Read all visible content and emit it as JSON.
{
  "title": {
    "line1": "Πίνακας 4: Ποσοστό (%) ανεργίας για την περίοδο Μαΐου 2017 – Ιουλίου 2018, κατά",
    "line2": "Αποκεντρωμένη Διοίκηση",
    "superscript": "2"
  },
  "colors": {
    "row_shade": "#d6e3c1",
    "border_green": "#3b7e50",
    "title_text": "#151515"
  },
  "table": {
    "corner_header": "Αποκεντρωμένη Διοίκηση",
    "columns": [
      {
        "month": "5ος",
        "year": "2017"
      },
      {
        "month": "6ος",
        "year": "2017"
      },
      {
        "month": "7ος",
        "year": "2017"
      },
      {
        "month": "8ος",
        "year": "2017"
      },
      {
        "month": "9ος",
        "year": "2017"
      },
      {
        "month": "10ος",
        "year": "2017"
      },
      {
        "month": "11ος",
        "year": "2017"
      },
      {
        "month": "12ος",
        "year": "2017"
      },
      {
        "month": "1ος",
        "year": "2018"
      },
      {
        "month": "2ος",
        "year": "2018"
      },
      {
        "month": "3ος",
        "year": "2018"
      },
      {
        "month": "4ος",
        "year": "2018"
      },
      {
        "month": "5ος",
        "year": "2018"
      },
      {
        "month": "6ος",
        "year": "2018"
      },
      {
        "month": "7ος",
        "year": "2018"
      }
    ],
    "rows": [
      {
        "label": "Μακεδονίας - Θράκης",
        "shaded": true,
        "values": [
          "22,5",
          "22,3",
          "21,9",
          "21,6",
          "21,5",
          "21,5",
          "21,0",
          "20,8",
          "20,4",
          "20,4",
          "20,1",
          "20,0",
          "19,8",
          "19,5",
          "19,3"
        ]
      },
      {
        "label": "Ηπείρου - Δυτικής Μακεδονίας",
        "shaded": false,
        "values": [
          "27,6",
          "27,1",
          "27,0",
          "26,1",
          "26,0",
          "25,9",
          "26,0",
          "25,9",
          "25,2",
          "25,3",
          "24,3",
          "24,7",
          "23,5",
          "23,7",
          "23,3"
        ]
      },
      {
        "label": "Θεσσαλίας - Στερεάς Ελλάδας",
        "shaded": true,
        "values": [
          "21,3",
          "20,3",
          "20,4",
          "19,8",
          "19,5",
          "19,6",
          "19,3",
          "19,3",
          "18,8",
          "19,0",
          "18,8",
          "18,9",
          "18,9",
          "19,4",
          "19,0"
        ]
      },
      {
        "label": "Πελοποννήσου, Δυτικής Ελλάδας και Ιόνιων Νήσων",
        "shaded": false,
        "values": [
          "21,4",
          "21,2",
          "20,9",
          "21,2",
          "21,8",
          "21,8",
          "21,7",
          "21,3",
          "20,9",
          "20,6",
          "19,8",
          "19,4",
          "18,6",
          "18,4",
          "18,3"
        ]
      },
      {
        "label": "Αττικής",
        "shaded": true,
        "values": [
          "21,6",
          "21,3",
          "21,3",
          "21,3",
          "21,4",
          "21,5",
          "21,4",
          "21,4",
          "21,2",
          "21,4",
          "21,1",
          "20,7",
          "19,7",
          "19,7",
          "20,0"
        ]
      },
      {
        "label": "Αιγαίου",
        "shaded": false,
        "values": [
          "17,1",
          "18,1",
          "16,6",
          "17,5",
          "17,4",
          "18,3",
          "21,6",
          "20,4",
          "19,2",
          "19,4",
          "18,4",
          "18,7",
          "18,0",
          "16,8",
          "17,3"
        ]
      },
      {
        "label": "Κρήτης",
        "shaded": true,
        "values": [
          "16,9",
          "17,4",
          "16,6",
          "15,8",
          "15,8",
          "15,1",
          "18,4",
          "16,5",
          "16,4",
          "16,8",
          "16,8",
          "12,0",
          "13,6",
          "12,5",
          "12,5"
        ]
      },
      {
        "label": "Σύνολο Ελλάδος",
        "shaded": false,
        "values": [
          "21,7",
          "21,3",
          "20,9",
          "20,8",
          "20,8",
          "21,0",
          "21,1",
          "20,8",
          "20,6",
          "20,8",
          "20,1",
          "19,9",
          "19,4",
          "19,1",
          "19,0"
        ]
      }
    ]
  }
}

• Stated task
Give a single number: the count of lines above that include the word "Ελλάδας".

• Exercise output
2